------ ITEMS ------

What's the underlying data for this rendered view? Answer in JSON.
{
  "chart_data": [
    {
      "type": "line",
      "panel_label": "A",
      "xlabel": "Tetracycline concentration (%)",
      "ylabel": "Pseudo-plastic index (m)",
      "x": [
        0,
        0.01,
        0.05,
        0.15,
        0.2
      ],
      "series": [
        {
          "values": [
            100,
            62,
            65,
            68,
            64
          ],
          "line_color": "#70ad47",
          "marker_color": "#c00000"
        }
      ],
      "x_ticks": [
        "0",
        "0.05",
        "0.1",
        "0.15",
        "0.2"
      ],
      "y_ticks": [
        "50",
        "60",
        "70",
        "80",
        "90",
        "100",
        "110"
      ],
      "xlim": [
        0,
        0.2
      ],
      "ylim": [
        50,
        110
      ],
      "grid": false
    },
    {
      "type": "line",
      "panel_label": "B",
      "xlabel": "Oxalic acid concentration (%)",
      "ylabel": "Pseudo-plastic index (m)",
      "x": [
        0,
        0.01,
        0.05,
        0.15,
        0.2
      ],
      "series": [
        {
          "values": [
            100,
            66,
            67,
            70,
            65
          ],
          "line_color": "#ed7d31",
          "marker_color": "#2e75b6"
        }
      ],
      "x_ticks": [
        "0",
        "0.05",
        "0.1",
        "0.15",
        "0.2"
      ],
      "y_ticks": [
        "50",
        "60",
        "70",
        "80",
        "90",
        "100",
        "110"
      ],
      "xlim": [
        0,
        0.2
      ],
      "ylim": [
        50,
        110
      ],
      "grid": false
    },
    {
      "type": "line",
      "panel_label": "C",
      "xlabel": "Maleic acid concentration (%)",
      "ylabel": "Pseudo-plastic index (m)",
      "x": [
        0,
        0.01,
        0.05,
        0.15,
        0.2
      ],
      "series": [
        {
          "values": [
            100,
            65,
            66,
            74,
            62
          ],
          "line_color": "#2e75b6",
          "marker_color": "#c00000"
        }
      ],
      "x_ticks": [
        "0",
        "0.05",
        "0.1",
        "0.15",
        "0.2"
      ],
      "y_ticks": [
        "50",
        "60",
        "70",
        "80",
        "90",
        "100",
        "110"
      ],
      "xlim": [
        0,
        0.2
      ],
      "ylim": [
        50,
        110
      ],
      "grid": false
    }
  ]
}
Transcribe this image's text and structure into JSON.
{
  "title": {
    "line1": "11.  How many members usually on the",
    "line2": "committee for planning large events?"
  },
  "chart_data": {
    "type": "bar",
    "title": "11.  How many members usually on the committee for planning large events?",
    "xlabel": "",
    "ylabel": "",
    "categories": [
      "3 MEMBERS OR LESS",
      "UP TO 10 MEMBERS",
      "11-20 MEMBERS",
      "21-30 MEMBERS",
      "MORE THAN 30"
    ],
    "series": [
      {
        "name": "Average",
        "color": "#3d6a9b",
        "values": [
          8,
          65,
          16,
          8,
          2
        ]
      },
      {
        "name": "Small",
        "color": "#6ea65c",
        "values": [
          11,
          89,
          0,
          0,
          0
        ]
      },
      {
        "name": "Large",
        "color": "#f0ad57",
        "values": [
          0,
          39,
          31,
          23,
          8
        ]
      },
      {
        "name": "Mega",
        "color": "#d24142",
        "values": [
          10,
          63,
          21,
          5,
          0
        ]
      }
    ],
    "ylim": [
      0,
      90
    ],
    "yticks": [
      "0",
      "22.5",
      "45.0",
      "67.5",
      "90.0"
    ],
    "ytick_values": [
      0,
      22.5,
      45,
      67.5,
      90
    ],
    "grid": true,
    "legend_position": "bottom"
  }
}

------

*GIVEN INSTRUCTION:*
Using the records above, list each line that includes "planning".

*REPLY TO THE TASK:*
    "line2": "committee for planning large events?"
    "title": "11.  How many members usually on the committee for planning large events?",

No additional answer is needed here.